**Available data**:
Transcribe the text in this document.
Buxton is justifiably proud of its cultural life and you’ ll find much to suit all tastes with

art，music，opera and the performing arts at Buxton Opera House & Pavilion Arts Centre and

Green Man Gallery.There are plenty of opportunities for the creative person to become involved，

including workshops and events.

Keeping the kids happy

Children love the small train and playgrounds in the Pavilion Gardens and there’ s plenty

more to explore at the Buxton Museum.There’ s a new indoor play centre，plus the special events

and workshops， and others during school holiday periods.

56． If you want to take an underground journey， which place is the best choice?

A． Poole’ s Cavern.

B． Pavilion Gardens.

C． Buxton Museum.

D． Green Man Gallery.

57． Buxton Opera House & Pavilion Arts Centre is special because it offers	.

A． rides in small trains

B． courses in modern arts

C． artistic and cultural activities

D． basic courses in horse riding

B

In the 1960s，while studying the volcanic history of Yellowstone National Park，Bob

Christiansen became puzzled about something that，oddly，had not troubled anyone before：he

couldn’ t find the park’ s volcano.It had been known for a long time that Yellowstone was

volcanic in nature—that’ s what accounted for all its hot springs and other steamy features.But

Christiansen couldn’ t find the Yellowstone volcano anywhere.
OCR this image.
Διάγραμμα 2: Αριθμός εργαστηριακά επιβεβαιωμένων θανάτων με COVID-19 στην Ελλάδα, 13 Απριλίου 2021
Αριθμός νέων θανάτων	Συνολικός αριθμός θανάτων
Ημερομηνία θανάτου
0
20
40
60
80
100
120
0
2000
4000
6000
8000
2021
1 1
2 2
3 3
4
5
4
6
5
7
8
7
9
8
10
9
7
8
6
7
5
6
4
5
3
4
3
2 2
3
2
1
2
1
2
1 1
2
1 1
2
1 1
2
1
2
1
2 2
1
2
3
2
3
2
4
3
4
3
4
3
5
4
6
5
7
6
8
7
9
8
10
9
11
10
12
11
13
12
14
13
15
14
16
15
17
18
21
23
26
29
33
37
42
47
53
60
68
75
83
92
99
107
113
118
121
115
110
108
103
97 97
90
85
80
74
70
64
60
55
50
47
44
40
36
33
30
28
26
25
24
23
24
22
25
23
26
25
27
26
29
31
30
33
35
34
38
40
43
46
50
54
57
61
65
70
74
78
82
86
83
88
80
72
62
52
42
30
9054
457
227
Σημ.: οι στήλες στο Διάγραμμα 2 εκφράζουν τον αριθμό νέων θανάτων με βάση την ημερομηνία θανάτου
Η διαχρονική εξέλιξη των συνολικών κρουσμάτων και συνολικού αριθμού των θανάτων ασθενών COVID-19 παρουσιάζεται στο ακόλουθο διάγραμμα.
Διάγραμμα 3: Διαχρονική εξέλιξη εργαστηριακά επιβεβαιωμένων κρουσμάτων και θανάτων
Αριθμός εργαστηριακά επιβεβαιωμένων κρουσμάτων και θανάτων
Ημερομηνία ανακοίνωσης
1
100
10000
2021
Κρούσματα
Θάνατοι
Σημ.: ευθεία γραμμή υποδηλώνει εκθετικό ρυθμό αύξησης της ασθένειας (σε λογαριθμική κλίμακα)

**Your objective**:
Restate all of the entries exactly, please.

**Answer to this problem**:
Transcribe the text in this document.
Buxton is justifiably proud of its cultural life and you’ ll find much to suit all tastes with

art，music，opera and the performing arts at Buxton Opera House & Pavilion Arts Centre and

Green Man Gallery.There are plenty of opportunities for the creative person to become involved，

including workshops and events.

Keeping the kids happy

Children love the small train and playgrounds in the Pavilion Gardens and there’ s plenty

more to explore at the Buxton Museum.There’ s a new indoor play centre，plus the special events

and workshops， and others during school holiday periods.

56． If you want to take an underground journey， which place is the best choice?

A． Poole’ s Cavern.

B． Pavilion Gardens.

C． Buxton Museum.

D． Green Man Gallery.

57． Buxton Opera House & Pavilion Arts Centre is special because it offers	.

A． rides in small trains

B． courses in modern arts

C． artistic and cultural activities

D． basic courses in horse riding

B

In the 1960s，while studying the volcanic history of Yellowstone National Park，Bob

Christiansen became puzzled about something that，oddly，had not troubled anyone before：he

couldn’ t find the park’ s volcano.It had been known for a long time that Yellowstone was

volcanic in nature—that’ s what accounted for all its hot springs and other steamy features.But

Christiansen couldn’ t find the Yellowstone volcano anywhere.
OCR this image.
Διάγραμμα 2: Αριθμός εργαστηριακά επιβεβαιωμένων θανάτων με COVID-19 στην Ελλάδα, 13 Απριλίου 2021
Αριθμός νέων θανάτων	Συνολικός αριθμός θανάτων
Ημερομηνία θανάτου
0
20
40
60
80
100
120
0
2000
4000
6000
8000
2021
1 1
2 2
3 3
4
5
4
6
5
7
8
7
9
8
10
9
7
8
6
7
5
6
4
5
3
4
3
2 2
3
2
1
2
1
2
1 1
2
1 1
2
1 1
2
1
2
1
2 2
1
2
3
2
3
2
4
3
4
3
4
3
5
4
6
5
7
6
8
7
9
8
10
9
11
10
12
11
13
12
14
13
15
14
16
15
17
18
21
23
26
29
33
37
42
47
53
60
68
75
83
92
99
107
113
118
121
115
110
108
103
97 97
90
85
80
74
70
64
60
55
50
47
44
40
36
33
30
28
26
25
24
23
24
22
25
23
26
25
27
26
29
31
30
33
35
34
38
40
43
46
50
54
57
61
65
70
74
78
82
86
83
88
80
72
62
52
42
30
9054
457
227
Σημ.: οι στήλες στο Διάγραμμα 2 εκφράζουν τον αριθμό νέων θανάτων με βάση την ημερομηνία θανάτου
Η διαχρονική εξέλιξη των συνολικών κρουσμάτων και συνολικού αριθμού των θανάτων ασθενών COVID-19 παρουσιάζεται στο ακόλουθο διάγραμμα.
Διάγραμμα 3: Διαχρονική εξέλιξη εργαστηριακά επιβεβαιωμένων κρουσμάτων και θανάτων
Αριθμός εργαστηριακά επιβεβαιωμένων κρουσμάτων και θανάτων
Ημερομηνία ανακοίνωσης
1
100
10000
2021
Κρούσματα
Θάνατοι
Σημ.: ευθεία γραμμή υποδηλώνει εκθετικό ρυθμό αύξησης της ασθένειας (σε λογαριθμική κλίμακα)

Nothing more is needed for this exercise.